Work to be completed:
Report every line below that holds the word "HTML".

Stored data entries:
>>>>

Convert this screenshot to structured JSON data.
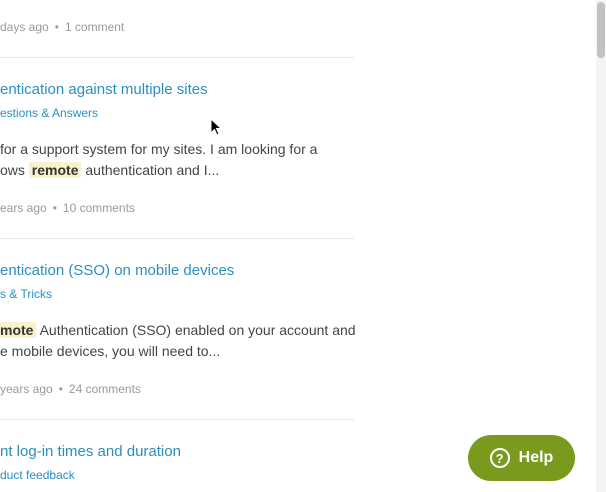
{
  "results": [
    {
      "meta_time": "days ago",
      "meta_comments": "1 comment"
    },
    {
      "title": "entication against multiple sites",
      "category": "estions & Answers",
      "snippet_line1": " for a support system for my sites. I am looking for a",
      "snippet_line2_pre": "ows ",
      "snippet_highlight": "remote",
      "snippet_line2_post": " authentication and I...",
      "meta_time": "ears ago",
      "meta_comments": "10 comments"
    },
    {
      "title": "entication (SSO) on mobile devices",
      "category": "s & Tricks",
      "snippet_highlight": "mote",
      "snippet_line1_post": " Authentication (SSO) enabled on your account and",
      "snippet_line2": "e mobile devices, you will need to...",
      "meta_time": "years ago",
      "meta_comments": "24 comments"
    },
    {
      "title": "nt log-in times and duration",
      "category": "duct feedback"
    }
  ],
  "help_button": {
    "icon": "question-circle-icon",
    "label": "Help"
  },
  "colors": {
    "link": "#2a8fc0",
    "highlight": "#fbf1c9",
    "help_bg": "#7a9a1e"
  }
}
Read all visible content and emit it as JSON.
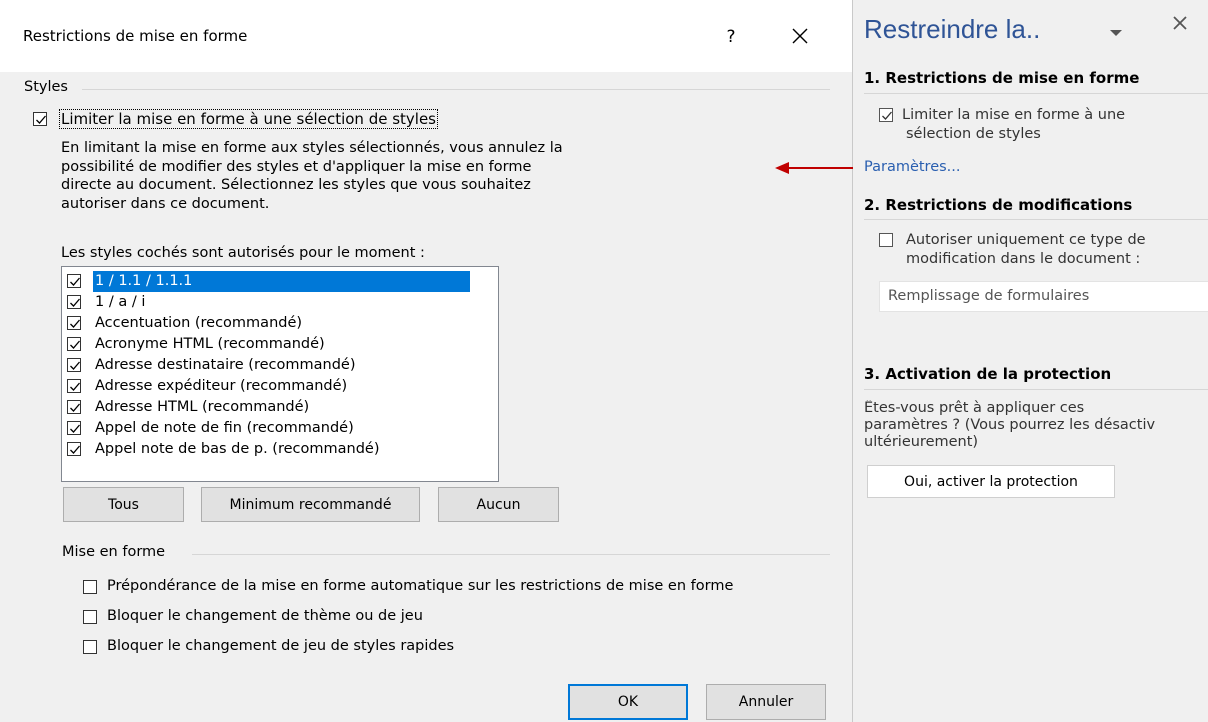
{
  "dialog": {
    "title": "Restrictions de mise en forme",
    "help_label": "?",
    "styles_group": "Styles",
    "limit_checkbox_label": "Limiter la mise en forme à une sélection de styles",
    "limit_checked": true,
    "description_lines": [
      "En limitant la mise en forme aux styles sélectionnés, vous annulez la",
      "possibilité de modifier des styles et d'appliquer la mise en forme",
      "directe au document. Sélectionnez les styles que vous souhaitez",
      "autoriser dans ce document."
    ],
    "list_label": "Les styles cochés sont autorisés pour le moment :",
    "styles": [
      {
        "label": "1 / 1.1 / 1.1.1",
        "checked": true,
        "selected": true
      },
      {
        "label": "1 / a / i",
        "checked": true,
        "selected": false
      },
      {
        "label": "Accentuation (recommandé)",
        "checked": true,
        "selected": false
      },
      {
        "label": "Acronyme HTML (recommandé)",
        "checked": true,
        "selected": false
      },
      {
        "label": "Adresse destinataire (recommandé)",
        "checked": true,
        "selected": false
      },
      {
        "label": "Adresse expéditeur (recommandé)",
        "checked": true,
        "selected": false
      },
      {
        "label": "Adresse HTML (recommandé)",
        "checked": true,
        "selected": false
      },
      {
        "label": "Appel de note de fin (recommandé)",
        "checked": true,
        "selected": false
      },
      {
        "label": "Appel note de bas de p. (recommandé)",
        "checked": true,
        "selected": false
      }
    ],
    "btn_all": "Tous",
    "btn_min": "Minimum recommandé",
    "btn_none": "Aucun",
    "format_group": "Mise en forme",
    "format_options": [
      "Prépondérance de la mise en forme automatique sur les restrictions de mise en forme",
      "Bloquer le changement de thème ou de jeu",
      "Bloquer le changement de jeu de styles rapides"
    ],
    "ok_label": "OK",
    "cancel_label": "Annuler"
  },
  "pane": {
    "title": "Restreindre la..",
    "section1_title": "1. Restrictions de mise en forme",
    "section1_checkbox_line1": "Limiter la mise en forme à une",
    "section1_checkbox_line2": "sélection de styles",
    "section1_checked": true,
    "settings_link": "Paramètres...",
    "section2_title": "2. Restrictions de modifications",
    "section2_checkbox_line1": "Autoriser uniquement ce type de",
    "section2_checkbox_line2": "modification dans le document :",
    "section2_checked": false,
    "edit_type_value": "Remplissage de formulaires",
    "section3_title": "3. Activation de la protection",
    "section3_text_line1": "Êtes-vous prêt à appliquer ces",
    "section3_text_line2": "paramètres ? (Vous pourrez les désactiv",
    "section3_text_line3": "ultérieurement)",
    "protect_button": "Oui, activer la protection"
  },
  "colors": {
    "selection": "#0078d7",
    "arrow": "#c00000",
    "link": "#2a5fb0"
  }
}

<<<<

Answer to this task:
        "label": "Acronyme HTML (recommandé)",
        "label": "Adresse HTML (recommandé)",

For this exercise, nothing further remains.